GIVEN PROBLEM ::
Would you extract the whole listing below and retype it exactly?

DATA ::
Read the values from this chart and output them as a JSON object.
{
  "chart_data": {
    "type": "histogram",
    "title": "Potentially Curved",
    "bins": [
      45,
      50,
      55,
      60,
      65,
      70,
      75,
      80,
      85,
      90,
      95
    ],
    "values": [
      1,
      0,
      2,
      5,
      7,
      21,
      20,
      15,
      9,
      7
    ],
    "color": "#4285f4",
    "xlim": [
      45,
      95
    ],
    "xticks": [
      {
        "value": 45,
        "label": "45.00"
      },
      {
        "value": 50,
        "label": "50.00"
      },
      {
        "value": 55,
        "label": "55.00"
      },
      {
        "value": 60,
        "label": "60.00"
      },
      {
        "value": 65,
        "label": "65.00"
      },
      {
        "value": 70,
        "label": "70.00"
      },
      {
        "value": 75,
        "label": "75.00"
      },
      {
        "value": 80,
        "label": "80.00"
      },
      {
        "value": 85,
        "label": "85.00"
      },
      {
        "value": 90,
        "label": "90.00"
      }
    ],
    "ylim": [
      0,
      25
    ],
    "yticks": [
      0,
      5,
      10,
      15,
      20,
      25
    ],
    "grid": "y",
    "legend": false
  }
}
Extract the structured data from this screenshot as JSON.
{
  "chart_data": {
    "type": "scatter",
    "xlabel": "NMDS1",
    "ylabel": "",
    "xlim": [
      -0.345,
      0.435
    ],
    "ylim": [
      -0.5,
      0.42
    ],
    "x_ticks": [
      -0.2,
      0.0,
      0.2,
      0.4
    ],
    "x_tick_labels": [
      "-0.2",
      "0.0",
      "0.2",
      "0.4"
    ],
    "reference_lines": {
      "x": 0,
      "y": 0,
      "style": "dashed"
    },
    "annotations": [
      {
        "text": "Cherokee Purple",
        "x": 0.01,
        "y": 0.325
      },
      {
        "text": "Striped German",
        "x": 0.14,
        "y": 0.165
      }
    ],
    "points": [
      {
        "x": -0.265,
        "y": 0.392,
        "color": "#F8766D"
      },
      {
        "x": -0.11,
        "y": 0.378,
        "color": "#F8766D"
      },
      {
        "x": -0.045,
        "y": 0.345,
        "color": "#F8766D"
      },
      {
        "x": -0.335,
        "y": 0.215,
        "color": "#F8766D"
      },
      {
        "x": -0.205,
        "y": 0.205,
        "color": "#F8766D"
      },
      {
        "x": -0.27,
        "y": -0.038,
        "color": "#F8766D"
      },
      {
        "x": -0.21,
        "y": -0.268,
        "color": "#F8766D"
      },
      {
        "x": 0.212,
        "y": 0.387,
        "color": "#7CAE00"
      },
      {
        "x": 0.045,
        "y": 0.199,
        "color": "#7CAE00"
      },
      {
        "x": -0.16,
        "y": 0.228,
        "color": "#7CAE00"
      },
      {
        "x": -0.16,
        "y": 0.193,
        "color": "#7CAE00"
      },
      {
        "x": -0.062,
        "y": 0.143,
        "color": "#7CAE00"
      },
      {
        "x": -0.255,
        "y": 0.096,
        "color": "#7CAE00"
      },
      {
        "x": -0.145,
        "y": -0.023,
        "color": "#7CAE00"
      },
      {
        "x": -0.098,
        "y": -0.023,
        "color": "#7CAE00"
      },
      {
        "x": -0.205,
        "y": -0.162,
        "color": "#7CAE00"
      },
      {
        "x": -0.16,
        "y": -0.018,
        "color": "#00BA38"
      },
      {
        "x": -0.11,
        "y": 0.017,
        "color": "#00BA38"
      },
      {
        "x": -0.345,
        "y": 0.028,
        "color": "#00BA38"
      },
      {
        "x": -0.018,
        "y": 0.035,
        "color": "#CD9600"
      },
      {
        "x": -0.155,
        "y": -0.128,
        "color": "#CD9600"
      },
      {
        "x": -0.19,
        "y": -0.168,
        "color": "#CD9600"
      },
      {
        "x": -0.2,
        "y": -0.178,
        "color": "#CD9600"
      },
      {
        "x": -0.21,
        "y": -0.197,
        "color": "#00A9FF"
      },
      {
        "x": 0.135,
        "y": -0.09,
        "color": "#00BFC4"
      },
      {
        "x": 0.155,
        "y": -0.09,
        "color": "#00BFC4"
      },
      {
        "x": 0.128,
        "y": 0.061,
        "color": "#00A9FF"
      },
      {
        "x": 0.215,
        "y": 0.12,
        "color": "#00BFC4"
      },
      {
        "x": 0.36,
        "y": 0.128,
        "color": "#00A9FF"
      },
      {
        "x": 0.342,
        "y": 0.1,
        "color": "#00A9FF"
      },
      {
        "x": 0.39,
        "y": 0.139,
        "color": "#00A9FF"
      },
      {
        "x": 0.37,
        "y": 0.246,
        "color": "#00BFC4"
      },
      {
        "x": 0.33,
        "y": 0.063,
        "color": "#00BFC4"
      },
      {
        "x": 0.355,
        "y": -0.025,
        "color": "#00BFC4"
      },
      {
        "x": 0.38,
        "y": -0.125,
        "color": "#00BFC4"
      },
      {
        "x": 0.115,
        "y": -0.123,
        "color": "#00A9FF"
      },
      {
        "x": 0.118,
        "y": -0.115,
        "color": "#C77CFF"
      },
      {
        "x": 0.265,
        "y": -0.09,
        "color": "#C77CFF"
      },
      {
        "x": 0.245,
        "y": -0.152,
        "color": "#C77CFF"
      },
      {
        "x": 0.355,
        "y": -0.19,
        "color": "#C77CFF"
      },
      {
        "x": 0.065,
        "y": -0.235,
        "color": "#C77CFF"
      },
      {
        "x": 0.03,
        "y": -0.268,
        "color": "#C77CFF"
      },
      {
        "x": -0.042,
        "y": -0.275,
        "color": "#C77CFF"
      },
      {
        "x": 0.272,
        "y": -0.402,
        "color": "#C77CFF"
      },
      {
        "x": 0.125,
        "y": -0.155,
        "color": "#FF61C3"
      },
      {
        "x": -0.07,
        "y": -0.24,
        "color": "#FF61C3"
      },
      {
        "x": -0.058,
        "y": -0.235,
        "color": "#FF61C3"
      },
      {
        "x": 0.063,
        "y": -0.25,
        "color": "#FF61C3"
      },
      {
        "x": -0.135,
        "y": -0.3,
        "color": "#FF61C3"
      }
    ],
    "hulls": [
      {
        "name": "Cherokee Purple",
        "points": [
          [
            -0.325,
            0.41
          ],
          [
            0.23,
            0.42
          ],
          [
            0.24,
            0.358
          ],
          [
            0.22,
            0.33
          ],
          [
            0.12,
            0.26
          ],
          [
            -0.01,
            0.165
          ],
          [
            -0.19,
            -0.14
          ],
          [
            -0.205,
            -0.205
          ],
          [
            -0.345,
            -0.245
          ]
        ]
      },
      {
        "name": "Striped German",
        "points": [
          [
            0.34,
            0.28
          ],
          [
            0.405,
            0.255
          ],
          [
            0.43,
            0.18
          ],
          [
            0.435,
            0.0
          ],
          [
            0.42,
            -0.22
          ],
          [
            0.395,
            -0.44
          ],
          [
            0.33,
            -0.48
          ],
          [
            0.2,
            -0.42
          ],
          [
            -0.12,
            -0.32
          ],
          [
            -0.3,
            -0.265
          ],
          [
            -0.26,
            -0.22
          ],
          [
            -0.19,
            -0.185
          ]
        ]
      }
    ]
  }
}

EXPECTED ANSWER ::
Read the values from this chart and output them as a JSON object.
{
  "chart_data": {
    "type": "histogram",
    "title": "Potentially Curved",
    "bins": [
      45,
      50,
      55,
      60,
      65,
      70,
      75,
      80,
      85,
      90,
      95
    ],
    "values": [
      1,
      0,
      2,
      5,
      7,
      21,
      20,
      15,
      9,
      7
    ],
    "color": "#4285f4",
    "xlim": [
      45,
      95
    ],
    "xticks": [
      {
        "value": 45,
        "label": "45.00"
      },
      {
        "value": 50,
        "label": "50.00"
      },
      {
        "value": 55,
        "label": "55.00"
      },
      {
        "value": 60,
        "label": "60.00"
      },
      {
        "value": 65,
        "label": "65.00"
      },
      {
        "value": 70,
        "label": "70.00"
      },
      {
        "value": 75,
        "label": "75.00"
      },
      {
        "value": 80,
        "label": "80.00"
      },
      {
        "value": 85,
        "label": "85.00"
      },
      {
        "value": 90,
        "label": "90.00"
      }
    ],
    "ylim": [
      0,
      25
    ],
    "yticks": [
      0,
      5,
      10,
      15,
      20,
      25
    ],
    "grid": "y",
    "legend": false
  }
}
Extract the structured data from this screenshot as JSON.
{
  "chart_data": {
    "type": "scatter",
    "xlabel": "NMDS1",
    "ylabel": "",
    "xlim": [
      -0.345,
      0.435
    ],
    "ylim": [
      -0.5,
      0.42
    ],
    "x_ticks": [
      -0.2,
      0.0,
      0.2,
      0.4
    ],
    "x_tick_labels": [
      "-0.2",
      "0.0",
      "0.2",
      "0.4"
    ],
    "reference_lines": {
      "x": 0,
      "y": 0,
      "style": "dashed"
    },
    "annotations": [
      {
        "text": "Cherokee Purple",
        "x": 0.01,
        "y": 0.325
      },
      {
        "text": "Striped German",
        "x": 0.14,
        "y": 0.165
      }
    ],
    "points": [
      {
        "x": -0.265,
        "y": 0.392,
        "color": "#F8766D"
      },
      {
        "x": -0.11,
        "y": 0.378,
        "color": "#F8766D"
      },
      {
        "x": -0.045,
        "y": 0.345,
        "color": "#F8766D"
      },
      {
        "x": -0.335,
        "y": 0.215,
        "color": "#F8766D"
      },
      {
        "x": -0.205,
        "y": 0.205,
        "color": "#F8766D"
      },
      {
        "x": -0.27,
        "y": -0.038,
        "color": "#F8766D"
      },
      {
        "x": -0.21,
        "y": -0.268,
        "color": "#F8766D"
      },
      {
        "x": 0.212,
        "y": 0.387,
        "color": "#7CAE00"
      },
      {
        "x": 0.045,
        "y": 0.199,
        "color": "#7CAE00"
      },
      {
        "x": -0.16,
        "y": 0.228,
        "color": "#7CAE00"
      },
      {
        "x": -0.16,
        "y": 0.193,
        "color": "#7CAE00"
      },
      {
        "x": -0.062,
        "y": 0.143,
        "color": "#7CAE00"
      },
      {
        "x": -0.255,
        "y": 0.096,
        "color": "#7CAE00"
      },
      {
        "x": -0.145,
        "y": -0.023,
        "color": "#7CAE00"
      },
      {
        "x": -0.098,
        "y": -0.023,
        "color": "#7CAE00"
      },
      {
        "x": -0.205,
        "y": -0.162,
        "color": "#7CAE00"
      },
      {
        "x": -0.16,
        "y": -0.018,
        "color": "#00BA38"
      },
      {
        "x": -0.11,
        "y": 0.017,
        "color": "#00BA38"
      },
      {
        "x": -0.345,
        "y": 0.028,
        "color": "#00BA38"
      },
      {
        "x": -0.018,
        "y": 0.035,
        "color": "#CD9600"
      },
      {
        "x": -0.155,
        "y": -0.128,
        "color": "#CD9600"
      },
      {
        "x": -0.19,
        "y": -0.168,
        "color": "#CD9600"
      },
      {
        "x": -0.2,
        "y": -0.178,
        "color": "#CD9600"
      },
      {
        "x": -0.21,
        "y": -0.197,
        "color": "#00A9FF"
      },
      {
        "x": 0.135,
        "y": -0.09,
        "color": "#00BFC4"
      },
      {
        "x": 0.155,
        "y": -0.09,
        "color": "#00BFC4"
      },
      {
        "x": 0.128,
        "y": 0.061,
        "color": "#00A9FF"
      },
      {
        "x": 0.215,
        "y": 0.12,
        "color": "#00BFC4"
      },
      {
        "x": 0.36,
        "y": 0.128,
        "color": "#00A9FF"
      },
      {
        "x": 0.342,
        "y": 0.1,
        "color": "#00A9FF"
      },
      {
        "x": 0.39,
        "y": 0.139,
        "color": "#00A9FF"
      },
      {
        "x": 0.37,
        "y": 0.246,
        "color": "#00BFC4"
      },
      {
        "x": 0.33,
        "y": 0.063,
        "color": "#00BFC4"
      },
      {
        "x": 0.355,
        "y": -0.025,
        "color": "#00BFC4"
      },
      {
        "x": 0.38,
        "y": -0.125,
        "color": "#00BFC4"
      },
      {
        "x": 0.115,
        "y": -0.123,
        "color": "#00A9FF"
      },
      {
        "x": 0.118,
        "y": -0.115,
        "color": "#C77CFF"
      },
      {
        "x": 0.265,
        "y": -0.09,
        "color": "#C77CFF"
      },
      {
        "x": 0.245,
        "y": -0.152,
        "color": "#C77CFF"
      },
      {
        "x": 0.355,
        "y": -0.19,
        "color": "#C77CFF"
      },
      {
        "x": 0.065,
        "y": -0.235,
        "color": "#C77CFF"
      },
      {
        "x": 0.03,
        "y": -0.268,
        "color": "#C77CFF"
      },
      {
        "x": -0.042,
        "y": -0.275,
        "color": "#C77CFF"
      },
      {
        "x": 0.272,
        "y": -0.402,
        "color": "#C77CFF"
      },
      {
        "x": 0.125,
        "y": -0.155,
        "color": "#FF61C3"
      },
      {
        "x": -0.07,
        "y": -0.24,
        "color": "#FF61C3"
      },
      {
        "x": -0.058,
        "y": -0.235,
        "color": "#FF61C3"
      },
      {
        "x": 0.063,
        "y": -0.25,
        "color": "#FF61C3"
      },
      {
        "x": -0.135,
        "y": -0.3,
        "color": "#FF61C3"
      }
    ],
    "hulls": [
      {
        "name": "Cherokee Purple",
        "points": [
          [
            -0.325,
            0.41
          ],
          [
            0.23,
            0.42
          ],
          [
            0.24,
            0.358
          ],
          [
            0.22,
            0.33
          ],
          [
            0.12,
            0.26
          ],
          [
            -0.01,
            0.165
          ],
          [
            -0.19,
            -0.14
          ],
          [
            -0.205,
            -0.205
          ],
          [
            -0.345,
            -0.245
          ]
        ]
      },
      {
        "name": "Striped German",
        "points": [
          [
            0.34,
            0.28
          ],
          [
            0.405,
            0.255
          ],
          [
            0.43,
            0.18
          ],
          [
            0.435,
            0.0
          ],
          [
            0.42,
            -0.22
          ],
          [
            0.395,
            -0.44
          ],
          [
            0.33,
            -0.48
          ],
          [
            0.2,
            -0.42
          ],
          [
            -0.12,
            -0.32
          ],
          [
            -0.3,
            -0.265
          ],
          [
            -0.26,
            -0.22
          ],
          [
            -0.19,
            -0.185
          ]
        ]
      }
    ]
  }
}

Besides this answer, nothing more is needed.